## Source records
>>>>

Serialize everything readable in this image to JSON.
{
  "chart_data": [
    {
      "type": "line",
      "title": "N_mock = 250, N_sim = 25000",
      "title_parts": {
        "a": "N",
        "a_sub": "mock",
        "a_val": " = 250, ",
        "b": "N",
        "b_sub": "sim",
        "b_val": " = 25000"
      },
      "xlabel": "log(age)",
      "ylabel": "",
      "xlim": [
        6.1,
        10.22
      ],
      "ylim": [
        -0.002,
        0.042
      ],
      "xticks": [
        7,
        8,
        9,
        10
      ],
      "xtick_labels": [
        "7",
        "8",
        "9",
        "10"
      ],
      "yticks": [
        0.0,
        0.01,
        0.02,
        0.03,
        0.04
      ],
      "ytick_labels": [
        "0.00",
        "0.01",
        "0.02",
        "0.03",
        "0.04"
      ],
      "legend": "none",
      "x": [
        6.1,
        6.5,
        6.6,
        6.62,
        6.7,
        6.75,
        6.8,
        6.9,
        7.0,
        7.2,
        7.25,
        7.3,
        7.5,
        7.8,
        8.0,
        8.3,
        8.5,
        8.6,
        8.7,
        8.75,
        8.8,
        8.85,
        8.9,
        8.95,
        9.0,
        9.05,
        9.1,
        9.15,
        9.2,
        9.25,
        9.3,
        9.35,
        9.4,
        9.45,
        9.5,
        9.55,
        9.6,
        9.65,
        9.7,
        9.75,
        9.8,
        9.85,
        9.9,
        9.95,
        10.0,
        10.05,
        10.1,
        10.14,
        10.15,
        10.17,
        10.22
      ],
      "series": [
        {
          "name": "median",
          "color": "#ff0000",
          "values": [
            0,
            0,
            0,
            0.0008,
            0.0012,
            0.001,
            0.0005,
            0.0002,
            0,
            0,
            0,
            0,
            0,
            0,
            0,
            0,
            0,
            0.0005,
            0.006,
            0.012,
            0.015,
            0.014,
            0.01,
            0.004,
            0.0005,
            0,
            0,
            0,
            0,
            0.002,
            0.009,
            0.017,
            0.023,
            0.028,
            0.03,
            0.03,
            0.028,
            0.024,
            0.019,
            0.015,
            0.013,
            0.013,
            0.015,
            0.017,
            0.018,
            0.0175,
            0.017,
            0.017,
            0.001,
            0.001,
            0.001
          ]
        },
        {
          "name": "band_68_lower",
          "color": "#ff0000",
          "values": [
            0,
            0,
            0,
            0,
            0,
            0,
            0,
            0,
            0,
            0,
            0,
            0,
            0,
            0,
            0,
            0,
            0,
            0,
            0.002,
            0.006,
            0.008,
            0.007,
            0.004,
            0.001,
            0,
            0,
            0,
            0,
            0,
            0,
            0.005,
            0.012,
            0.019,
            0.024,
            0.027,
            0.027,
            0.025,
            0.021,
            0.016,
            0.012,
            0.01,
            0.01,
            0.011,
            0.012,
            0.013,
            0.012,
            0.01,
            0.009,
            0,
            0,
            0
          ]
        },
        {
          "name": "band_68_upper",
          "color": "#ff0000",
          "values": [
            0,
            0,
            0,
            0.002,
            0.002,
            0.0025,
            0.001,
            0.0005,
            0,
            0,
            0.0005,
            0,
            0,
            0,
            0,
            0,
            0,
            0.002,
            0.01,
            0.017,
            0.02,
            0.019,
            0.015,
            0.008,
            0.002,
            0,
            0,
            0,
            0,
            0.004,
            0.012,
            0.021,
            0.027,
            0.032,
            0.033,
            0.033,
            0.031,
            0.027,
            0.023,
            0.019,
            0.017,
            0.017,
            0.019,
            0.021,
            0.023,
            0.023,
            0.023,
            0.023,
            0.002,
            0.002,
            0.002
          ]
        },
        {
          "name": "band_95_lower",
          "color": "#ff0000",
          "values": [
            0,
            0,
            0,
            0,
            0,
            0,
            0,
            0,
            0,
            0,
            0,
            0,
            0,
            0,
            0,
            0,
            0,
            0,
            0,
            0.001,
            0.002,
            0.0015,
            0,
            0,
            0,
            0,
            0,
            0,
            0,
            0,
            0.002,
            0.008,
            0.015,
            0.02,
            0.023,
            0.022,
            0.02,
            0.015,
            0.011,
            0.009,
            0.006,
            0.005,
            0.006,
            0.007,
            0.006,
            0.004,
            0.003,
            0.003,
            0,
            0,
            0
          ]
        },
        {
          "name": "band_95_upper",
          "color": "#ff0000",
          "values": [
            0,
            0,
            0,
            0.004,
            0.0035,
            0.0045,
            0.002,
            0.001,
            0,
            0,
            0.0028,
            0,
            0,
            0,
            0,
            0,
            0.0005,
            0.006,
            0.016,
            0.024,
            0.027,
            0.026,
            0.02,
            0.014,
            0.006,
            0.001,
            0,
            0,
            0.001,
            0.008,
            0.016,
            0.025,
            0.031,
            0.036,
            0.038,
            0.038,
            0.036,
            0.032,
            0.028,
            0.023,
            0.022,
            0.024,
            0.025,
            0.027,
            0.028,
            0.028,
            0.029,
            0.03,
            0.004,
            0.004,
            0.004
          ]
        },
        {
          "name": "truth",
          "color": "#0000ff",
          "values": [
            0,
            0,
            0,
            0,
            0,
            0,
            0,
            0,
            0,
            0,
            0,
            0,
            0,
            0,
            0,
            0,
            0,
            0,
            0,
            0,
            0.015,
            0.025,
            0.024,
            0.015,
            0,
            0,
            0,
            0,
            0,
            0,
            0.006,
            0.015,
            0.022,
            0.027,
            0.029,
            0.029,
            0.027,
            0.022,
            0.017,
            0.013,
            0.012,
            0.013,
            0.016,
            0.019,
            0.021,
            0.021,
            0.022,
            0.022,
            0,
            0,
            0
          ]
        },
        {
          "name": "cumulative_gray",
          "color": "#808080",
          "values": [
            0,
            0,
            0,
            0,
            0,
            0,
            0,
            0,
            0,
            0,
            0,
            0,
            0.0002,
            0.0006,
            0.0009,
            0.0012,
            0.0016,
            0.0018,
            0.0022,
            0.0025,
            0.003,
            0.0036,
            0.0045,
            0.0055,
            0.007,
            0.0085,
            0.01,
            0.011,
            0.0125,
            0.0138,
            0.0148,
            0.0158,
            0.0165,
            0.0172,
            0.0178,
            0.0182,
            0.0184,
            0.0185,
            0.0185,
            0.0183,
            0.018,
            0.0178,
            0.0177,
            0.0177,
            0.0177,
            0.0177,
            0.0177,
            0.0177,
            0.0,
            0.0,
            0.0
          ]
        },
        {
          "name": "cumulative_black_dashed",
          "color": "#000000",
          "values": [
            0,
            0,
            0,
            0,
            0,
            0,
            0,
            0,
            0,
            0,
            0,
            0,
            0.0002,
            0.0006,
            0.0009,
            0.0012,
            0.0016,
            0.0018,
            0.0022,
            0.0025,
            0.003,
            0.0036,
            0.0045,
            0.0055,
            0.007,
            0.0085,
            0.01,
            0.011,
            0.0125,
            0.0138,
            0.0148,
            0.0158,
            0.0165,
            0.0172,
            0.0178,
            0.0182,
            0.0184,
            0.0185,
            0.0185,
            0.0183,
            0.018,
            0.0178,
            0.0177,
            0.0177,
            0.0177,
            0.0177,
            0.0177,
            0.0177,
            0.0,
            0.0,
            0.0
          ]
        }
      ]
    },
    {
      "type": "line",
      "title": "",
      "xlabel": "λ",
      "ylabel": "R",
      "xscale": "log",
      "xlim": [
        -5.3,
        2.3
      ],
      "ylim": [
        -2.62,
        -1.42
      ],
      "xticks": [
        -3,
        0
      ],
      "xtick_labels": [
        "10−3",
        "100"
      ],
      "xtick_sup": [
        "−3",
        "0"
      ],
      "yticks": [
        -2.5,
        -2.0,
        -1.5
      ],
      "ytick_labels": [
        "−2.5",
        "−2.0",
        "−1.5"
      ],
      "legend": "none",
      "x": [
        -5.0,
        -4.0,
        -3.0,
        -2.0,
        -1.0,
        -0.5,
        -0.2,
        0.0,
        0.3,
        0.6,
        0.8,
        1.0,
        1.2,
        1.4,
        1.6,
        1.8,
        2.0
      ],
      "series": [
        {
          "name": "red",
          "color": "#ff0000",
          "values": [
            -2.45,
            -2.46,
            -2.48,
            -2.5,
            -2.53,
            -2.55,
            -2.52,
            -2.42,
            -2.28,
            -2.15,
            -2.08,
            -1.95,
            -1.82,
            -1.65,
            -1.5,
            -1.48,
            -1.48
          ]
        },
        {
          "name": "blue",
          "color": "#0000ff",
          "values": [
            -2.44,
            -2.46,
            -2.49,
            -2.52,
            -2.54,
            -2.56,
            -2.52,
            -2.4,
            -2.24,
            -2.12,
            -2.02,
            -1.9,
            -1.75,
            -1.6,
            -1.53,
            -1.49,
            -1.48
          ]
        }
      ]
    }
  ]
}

<<<<

## Exercise instructions
Show all lines from the listing above in which "name" appears.

## Task output
          "name": "median",
          "name": "band_68_lower",
          "name": "band_68_upper",
          "name": "band_95_lower",
          "name": "band_95_upper",
          "name": "truth",
          "name": "cumulative_gray",
          "name": "cumulative_black_dashed",
          "name": "red",
          "name": "blue",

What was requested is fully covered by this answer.